● Aim of the exercise:
Each of the entries should be retyped precisely as it appears.
* Begin Supplied records *
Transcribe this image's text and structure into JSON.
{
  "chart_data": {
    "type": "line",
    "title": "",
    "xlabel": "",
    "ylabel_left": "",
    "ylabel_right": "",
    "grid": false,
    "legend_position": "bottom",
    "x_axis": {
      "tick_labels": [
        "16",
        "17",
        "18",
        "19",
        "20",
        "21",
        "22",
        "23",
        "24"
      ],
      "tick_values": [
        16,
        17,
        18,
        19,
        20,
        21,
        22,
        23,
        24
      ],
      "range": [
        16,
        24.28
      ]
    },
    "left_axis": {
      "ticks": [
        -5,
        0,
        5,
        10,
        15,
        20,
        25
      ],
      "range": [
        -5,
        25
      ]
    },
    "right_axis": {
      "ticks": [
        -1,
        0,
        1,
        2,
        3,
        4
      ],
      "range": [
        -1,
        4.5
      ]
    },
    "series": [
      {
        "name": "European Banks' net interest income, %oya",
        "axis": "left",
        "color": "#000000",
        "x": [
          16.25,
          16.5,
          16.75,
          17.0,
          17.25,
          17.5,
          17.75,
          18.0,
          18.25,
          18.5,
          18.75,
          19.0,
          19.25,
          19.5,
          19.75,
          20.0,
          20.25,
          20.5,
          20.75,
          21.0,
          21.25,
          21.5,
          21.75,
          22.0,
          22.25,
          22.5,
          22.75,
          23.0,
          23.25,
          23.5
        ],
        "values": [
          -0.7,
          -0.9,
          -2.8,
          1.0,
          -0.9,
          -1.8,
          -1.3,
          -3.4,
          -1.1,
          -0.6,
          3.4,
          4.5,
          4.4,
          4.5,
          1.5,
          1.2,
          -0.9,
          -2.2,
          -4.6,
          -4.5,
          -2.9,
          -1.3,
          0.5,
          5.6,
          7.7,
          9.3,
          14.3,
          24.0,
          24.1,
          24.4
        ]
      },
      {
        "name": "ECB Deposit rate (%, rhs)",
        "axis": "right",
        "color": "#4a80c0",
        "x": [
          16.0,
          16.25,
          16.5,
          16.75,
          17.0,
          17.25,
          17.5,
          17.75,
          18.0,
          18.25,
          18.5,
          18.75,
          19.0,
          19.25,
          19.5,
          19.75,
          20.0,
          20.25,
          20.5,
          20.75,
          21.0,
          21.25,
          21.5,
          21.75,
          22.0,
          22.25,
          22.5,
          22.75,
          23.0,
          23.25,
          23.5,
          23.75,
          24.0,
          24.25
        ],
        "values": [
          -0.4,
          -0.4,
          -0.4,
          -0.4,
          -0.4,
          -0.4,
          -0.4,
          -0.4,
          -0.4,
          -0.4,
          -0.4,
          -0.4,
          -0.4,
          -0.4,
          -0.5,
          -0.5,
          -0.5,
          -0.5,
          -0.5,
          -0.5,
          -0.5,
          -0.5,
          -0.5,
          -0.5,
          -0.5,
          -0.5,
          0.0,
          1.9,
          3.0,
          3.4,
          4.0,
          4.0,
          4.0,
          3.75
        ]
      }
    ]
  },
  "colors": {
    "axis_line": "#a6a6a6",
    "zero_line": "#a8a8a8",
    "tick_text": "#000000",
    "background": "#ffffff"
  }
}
* End Supplied records *
● Exercise result:
Transcribe this image's text and structure into JSON.
{
  "chart_data": {
    "type": "line",
    "title": "",
    "xlabel": "",
    "ylabel_left": "",
    "ylabel_right": "",
    "grid": false,
    "legend_position": "bottom",
    "x_axis": {
      "tick_labels": [
        "16",
        "17",
        "18",
        "19",
        "20",
        "21",
        "22",
        "23",
        "24"
      ],
      "tick_values": [
        16,
        17,
        18,
        19,
        20,
        21,
        22,
        23,
        24
      ],
      "range": [
        16,
        24.28
      ]
    },
    "left_axis": {
      "ticks": [
        -5,
        0,
        5,
        10,
        15,
        20,
        25
      ],
      "range": [
        -5,
        25
      ]
    },
    "right_axis": {
      "ticks": [
        -1,
        0,
        1,
        2,
        3,
        4
      ],
      "range": [
        -1,
        4.5
      ]
    },
    "series": [
      {
        "name": "European Banks' net interest income, %oya",
        "axis": "left",
        "color": "#000000",
        "x": [
          16.25,
          16.5,
          16.75,
          17.0,
          17.25,
          17.5,
          17.75,
          18.0,
          18.25,
          18.5,
          18.75,
          19.0,
          19.25,
          19.5,
          19.75,
          20.0,
          20.25,
          20.5,
          20.75,
          21.0,
          21.25,
          21.5,
          21.75,
          22.0,
          22.25,
          22.5,
          22.75,
          23.0,
          23.25,
          23.5
        ],
        "values": [
          -0.7,
          -0.9,
          -2.8,
          1.0,
          -0.9,
          -1.8,
          -1.3,
          -3.4,
          -1.1,
          -0.6,
          3.4,
          4.5,
          4.4,
          4.5,
          1.5,
          1.2,
          -0.9,
          -2.2,
          -4.6,
          -4.5,
          -2.9,
          -1.3,
          0.5,
          5.6,
          7.7,
          9.3,
          14.3,
          24.0,
          24.1,
          24.4
        ]
      },
      {
        "name": "ECB Deposit rate (%, rhs)",
        "axis": "right",
        "color": "#4a80c0",
        "x": [
          16.0,
          16.25,
          16.5,
          16.75,
          17.0,
          17.25,
          17.5,
          17.75,
          18.0,
          18.25,
          18.5,
          18.75,
          19.0,
          19.25,
          19.5,
          19.75,
          20.0,
          20.25,
          20.5,
          20.75,
          21.0,
          21.25,
          21.5,
          21.75,
          22.0,
          22.25,
          22.5,
          22.75,
          23.0,
          23.25,
          23.5,
          23.75,
          24.0,
          24.25
        ],
        "values": [
          -0.4,
          -0.4,
          -0.4,
          -0.4,
          -0.4,
          -0.4,
          -0.4,
          -0.4,
          -0.4,
          -0.4,
          -0.4,
          -0.4,
          -0.4,
          -0.4,
          -0.5,
          -0.5,
          -0.5,
          -0.5,
          -0.5,
          -0.5,
          -0.5,
          -0.5,
          -0.5,
          -0.5,
          -0.5,
          -0.5,
          0.0,
          1.9,
          3.0,
          3.4,
          4.0,
          4.0,
          4.0,
          3.75
        ]
      }
    ]
  },
  "colors": {
    "axis_line": "#a6a6a6",
    "zero_line": "#a8a8a8",
    "tick_text": "#000000",
    "background": "#ffffff"
  }
}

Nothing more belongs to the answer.